Task instructions: Read the lines below. Copy out any that hold the string "Lucy".

start Stored data

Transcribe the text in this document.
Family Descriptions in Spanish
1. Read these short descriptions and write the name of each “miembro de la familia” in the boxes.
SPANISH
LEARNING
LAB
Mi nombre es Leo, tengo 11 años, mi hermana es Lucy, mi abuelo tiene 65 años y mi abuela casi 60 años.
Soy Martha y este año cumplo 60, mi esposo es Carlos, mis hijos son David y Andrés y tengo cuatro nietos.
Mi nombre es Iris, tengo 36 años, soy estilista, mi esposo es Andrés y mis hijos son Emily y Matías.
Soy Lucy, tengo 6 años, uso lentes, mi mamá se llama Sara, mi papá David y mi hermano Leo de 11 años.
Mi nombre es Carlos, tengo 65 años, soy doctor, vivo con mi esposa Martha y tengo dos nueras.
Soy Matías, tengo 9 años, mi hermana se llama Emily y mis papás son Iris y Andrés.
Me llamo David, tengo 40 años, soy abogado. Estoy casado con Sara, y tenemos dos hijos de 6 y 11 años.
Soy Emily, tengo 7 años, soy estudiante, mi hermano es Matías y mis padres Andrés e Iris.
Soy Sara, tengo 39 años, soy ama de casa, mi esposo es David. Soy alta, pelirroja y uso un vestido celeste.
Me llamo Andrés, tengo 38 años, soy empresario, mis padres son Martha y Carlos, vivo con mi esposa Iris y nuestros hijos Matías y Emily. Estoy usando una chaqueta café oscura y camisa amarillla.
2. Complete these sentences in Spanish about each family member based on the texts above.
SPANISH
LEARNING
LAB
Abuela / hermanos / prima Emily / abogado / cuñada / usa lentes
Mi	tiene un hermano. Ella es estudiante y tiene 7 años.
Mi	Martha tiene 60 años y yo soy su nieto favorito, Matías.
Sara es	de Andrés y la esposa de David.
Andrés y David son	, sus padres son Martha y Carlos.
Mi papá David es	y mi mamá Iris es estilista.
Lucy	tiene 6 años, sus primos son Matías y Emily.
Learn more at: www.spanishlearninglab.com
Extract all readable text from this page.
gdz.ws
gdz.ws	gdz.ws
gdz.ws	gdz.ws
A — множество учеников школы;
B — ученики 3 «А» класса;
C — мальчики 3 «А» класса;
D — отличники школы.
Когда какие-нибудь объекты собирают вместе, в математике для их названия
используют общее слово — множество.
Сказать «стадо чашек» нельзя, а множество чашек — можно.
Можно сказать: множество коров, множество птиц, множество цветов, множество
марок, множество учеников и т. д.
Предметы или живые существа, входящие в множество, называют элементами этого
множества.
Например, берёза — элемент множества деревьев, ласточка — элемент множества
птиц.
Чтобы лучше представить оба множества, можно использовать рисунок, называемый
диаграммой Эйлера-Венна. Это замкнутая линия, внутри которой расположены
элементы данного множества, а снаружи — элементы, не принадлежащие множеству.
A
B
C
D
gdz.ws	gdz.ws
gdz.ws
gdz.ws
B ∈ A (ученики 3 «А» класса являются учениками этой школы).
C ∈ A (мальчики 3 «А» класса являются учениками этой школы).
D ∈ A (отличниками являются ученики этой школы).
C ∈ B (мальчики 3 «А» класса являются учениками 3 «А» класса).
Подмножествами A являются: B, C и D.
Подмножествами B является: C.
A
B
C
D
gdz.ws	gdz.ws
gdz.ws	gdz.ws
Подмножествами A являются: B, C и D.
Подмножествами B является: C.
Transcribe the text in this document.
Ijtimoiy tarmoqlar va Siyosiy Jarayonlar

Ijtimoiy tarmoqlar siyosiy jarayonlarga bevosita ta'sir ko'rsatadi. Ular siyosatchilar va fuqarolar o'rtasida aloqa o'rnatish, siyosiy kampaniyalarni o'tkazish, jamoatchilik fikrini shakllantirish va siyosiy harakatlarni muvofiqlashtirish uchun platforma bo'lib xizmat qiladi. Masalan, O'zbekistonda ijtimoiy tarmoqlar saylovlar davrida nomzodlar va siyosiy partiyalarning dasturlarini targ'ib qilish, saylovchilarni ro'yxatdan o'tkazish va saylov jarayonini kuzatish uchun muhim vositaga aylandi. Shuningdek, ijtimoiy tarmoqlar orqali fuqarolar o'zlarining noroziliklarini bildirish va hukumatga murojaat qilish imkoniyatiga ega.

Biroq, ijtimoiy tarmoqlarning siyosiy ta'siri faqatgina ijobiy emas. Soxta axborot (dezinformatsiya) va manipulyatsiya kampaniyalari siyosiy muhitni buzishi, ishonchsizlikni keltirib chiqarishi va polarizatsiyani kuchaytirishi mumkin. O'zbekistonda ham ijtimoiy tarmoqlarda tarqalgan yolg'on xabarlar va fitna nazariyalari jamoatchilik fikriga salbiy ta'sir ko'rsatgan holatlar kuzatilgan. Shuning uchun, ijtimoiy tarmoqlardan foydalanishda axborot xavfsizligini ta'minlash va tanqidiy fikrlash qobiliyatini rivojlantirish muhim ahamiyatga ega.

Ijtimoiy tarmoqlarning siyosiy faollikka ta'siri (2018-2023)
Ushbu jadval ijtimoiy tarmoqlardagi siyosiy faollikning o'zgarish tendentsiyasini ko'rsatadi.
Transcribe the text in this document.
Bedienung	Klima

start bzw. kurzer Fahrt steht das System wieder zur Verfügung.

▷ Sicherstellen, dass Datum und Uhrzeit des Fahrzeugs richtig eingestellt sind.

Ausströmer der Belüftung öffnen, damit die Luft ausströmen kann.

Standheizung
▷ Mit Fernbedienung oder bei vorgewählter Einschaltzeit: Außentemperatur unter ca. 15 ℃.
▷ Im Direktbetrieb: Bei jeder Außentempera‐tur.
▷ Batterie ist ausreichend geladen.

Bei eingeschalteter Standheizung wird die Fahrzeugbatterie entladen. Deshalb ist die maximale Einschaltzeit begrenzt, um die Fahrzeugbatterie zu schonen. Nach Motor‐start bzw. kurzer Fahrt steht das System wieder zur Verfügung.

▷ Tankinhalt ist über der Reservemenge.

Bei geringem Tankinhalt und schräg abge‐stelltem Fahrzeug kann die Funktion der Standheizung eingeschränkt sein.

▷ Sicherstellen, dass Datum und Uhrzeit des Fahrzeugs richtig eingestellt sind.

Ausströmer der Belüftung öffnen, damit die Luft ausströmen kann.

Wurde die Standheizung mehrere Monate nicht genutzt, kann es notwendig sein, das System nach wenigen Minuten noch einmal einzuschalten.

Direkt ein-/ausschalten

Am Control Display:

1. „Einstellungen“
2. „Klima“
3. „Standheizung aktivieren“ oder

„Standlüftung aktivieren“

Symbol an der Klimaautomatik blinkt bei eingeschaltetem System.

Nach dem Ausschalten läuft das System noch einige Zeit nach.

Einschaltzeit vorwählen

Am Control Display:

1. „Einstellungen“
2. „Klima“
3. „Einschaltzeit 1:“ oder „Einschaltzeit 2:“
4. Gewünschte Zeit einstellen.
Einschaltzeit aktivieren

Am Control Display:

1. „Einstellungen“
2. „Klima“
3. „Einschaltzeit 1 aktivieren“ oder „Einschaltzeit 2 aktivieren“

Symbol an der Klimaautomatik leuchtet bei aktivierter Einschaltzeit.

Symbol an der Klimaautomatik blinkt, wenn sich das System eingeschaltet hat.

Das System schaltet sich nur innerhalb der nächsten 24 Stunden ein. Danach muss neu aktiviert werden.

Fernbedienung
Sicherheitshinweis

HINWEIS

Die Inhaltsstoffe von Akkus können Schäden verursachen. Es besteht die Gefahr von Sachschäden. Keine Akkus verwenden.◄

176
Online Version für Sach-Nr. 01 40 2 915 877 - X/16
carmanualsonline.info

end Stored data

Correct response:
Mi nombre es Leo, tengo 11 años, mi hermana es Lucy, mi abuelo tiene 65 años y mi abuela casi 60 años.
Soy Lucy, tengo 6 años, uso lentes, mi mamá se llama Sara, mi papá David y mi hermano Leo de 11 años.
Lucy	tiene 6 años, sus primos son Matías y Emily.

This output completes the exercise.